■ Short exercise
Locate every line that holds the string "near" and copy it.

■ Material shown
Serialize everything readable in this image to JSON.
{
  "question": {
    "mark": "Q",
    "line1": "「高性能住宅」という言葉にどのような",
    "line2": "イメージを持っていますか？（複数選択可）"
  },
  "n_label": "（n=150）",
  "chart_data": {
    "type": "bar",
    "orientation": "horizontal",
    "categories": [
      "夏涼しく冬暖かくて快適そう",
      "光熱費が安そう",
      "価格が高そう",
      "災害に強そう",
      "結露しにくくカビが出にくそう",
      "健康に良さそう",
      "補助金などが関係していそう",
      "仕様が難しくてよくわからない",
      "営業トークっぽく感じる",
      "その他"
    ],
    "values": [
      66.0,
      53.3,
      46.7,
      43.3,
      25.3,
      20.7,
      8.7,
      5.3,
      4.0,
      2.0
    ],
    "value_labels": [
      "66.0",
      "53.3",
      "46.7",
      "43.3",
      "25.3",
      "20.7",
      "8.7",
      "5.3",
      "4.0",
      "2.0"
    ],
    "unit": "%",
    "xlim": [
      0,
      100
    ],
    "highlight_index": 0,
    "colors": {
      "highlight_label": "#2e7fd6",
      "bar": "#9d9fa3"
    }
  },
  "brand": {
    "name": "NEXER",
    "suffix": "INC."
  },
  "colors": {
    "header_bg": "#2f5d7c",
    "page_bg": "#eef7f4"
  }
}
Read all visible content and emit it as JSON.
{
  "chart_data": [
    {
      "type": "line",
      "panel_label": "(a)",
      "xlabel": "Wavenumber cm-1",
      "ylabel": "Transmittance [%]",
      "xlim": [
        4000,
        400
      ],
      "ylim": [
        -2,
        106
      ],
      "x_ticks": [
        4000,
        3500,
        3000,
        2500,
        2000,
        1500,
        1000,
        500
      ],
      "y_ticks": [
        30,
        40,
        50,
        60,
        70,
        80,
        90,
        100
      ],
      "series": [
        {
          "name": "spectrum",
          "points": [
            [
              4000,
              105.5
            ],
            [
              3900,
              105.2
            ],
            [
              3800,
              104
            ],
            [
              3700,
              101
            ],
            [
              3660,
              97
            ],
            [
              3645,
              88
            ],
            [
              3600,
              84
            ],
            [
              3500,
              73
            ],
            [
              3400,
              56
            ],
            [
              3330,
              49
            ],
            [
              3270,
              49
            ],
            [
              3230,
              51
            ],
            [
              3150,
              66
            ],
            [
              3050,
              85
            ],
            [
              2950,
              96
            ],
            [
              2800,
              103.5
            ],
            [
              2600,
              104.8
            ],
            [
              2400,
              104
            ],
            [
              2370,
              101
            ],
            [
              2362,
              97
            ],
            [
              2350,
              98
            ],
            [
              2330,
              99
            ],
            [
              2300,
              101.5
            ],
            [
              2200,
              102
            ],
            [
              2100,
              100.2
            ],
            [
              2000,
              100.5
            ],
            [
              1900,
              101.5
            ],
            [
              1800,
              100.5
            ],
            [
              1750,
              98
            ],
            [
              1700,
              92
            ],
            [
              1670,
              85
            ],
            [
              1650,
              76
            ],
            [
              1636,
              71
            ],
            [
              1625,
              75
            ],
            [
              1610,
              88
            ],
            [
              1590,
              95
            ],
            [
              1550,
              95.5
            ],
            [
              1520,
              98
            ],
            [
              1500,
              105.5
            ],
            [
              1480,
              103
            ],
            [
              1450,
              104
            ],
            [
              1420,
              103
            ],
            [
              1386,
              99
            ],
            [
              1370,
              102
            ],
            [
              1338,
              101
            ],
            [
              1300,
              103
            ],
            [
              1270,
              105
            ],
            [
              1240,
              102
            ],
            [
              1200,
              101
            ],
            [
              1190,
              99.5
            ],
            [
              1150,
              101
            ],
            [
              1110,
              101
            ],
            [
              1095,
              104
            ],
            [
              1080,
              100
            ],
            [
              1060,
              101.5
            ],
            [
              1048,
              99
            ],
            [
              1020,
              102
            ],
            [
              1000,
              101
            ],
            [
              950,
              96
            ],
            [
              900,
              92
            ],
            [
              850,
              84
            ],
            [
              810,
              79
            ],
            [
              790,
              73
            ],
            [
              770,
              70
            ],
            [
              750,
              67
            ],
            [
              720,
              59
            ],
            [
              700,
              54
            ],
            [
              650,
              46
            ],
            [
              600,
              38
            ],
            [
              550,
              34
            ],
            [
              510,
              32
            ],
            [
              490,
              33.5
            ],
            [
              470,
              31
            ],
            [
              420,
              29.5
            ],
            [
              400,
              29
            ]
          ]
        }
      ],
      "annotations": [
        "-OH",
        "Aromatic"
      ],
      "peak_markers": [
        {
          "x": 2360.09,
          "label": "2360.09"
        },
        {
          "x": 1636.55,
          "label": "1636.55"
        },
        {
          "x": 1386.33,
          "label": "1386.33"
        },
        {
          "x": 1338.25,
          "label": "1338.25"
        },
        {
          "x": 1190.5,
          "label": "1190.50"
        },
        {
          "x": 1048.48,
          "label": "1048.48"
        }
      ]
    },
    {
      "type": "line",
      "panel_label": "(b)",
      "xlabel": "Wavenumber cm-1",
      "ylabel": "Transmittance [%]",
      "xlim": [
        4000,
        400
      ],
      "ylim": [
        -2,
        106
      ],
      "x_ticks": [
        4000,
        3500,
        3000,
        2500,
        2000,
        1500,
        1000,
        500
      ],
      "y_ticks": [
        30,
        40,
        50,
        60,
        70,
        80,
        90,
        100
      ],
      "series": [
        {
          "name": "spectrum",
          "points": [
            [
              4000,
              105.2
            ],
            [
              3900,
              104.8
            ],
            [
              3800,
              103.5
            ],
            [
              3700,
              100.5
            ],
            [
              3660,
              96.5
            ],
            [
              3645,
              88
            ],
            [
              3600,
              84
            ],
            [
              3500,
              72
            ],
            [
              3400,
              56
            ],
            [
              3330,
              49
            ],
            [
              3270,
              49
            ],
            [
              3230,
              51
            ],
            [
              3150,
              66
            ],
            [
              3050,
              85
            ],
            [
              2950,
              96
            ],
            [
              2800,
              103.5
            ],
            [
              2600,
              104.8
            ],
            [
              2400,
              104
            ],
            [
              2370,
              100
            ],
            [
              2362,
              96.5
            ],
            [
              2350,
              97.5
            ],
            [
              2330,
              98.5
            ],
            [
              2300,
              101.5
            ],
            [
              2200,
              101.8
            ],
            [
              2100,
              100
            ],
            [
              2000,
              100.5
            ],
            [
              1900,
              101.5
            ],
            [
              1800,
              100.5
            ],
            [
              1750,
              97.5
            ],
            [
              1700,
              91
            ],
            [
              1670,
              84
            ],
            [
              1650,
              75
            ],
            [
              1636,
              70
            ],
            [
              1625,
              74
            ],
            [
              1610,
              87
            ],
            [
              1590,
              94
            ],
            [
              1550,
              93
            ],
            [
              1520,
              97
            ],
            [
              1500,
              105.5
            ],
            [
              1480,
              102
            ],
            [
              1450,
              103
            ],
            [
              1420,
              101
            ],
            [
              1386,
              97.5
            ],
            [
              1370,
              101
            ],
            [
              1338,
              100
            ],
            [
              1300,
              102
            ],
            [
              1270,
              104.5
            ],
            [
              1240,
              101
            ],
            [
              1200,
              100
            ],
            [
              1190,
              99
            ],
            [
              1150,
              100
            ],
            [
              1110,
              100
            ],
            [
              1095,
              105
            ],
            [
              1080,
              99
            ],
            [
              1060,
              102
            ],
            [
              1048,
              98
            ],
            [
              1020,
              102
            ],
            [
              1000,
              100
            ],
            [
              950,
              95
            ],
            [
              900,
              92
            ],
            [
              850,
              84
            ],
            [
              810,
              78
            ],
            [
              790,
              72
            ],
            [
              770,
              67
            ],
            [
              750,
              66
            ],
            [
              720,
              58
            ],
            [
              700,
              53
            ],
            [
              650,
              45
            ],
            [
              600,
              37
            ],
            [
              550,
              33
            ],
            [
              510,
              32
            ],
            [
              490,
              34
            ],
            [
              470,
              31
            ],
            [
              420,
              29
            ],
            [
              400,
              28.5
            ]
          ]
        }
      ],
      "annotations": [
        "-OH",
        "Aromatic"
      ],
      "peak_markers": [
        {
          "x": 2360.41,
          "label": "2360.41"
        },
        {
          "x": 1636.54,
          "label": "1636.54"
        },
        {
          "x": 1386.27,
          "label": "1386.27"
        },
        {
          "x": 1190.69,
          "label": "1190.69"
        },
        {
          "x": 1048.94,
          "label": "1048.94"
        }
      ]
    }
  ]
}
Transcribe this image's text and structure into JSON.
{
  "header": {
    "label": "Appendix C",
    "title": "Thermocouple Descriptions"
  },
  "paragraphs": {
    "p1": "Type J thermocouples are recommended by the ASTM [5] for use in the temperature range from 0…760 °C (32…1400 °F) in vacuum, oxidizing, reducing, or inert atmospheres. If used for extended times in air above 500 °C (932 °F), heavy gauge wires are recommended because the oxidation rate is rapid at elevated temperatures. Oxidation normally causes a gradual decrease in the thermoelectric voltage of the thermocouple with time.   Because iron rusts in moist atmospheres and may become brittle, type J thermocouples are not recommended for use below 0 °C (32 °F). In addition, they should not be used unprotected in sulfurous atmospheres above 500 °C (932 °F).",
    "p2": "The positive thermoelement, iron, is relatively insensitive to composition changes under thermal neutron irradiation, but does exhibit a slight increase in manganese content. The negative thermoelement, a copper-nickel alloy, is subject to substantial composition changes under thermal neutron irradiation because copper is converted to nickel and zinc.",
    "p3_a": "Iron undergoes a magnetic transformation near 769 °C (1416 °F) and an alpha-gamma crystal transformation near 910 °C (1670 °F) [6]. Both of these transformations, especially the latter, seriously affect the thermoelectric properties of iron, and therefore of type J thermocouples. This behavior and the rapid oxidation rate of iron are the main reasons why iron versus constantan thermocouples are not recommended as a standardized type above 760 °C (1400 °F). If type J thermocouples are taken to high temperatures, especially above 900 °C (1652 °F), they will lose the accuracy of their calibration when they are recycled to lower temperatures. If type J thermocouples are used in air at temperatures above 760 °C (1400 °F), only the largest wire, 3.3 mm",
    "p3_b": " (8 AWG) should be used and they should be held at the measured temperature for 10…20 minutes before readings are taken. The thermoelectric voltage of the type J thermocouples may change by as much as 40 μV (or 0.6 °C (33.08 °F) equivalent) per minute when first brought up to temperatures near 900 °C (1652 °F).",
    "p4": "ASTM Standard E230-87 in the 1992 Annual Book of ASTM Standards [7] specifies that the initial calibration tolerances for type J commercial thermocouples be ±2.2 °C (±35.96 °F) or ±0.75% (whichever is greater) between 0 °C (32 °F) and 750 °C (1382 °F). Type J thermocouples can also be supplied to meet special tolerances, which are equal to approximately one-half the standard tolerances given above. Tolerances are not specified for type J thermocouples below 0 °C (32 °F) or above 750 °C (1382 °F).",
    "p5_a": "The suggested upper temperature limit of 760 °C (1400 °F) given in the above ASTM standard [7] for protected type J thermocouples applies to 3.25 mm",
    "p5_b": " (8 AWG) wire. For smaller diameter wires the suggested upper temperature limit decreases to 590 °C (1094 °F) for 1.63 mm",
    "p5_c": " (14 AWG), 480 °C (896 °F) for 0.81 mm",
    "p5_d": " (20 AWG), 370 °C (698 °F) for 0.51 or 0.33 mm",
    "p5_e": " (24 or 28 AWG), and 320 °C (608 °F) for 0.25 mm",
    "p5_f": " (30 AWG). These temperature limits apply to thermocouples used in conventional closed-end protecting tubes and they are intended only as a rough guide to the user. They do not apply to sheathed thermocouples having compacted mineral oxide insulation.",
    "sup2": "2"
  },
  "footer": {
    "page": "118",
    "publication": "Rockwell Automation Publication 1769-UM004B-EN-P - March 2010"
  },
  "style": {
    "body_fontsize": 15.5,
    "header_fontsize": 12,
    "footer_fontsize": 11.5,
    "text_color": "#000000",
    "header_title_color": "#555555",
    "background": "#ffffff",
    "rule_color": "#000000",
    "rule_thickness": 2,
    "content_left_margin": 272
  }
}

■ Expected output
    "p3_a": "Iron undergoes a magnetic transformation near 769 °C (1416 °F) and an alpha-gamma crystal transformation near 910 °C (1670 °F) [6]. Both of these transformations, especially the latter, seriously affect the thermoelectric properties of iron, and therefore of type J thermocouples. This behavior and the rapid oxidation rate of iron are the main reasons why iron versus constantan thermocouples are not recommended as a standardized type above 760 °C (1400 °F). If type J thermocouples are taken to high temperatures, especially above 900 °C (1652 °F), they will lose the accuracy of their calibration when they are recycled to lower temperatures. If type J thermocouples are used in air at temperatures above 760 °C (1400 °F), only the largest wire, 3.3 mm",
    "p3_b": " (8 AWG) should be used and they should be held at the measured temperature for 10…20 minutes before readings are taken. The thermoelectric voltage of the type J thermocouples may change by as much as 40 μV (or 0.6 °C (33.08 °F) equivalent) per minute when first brought up to temperatures near 900 °C (1652 °F).",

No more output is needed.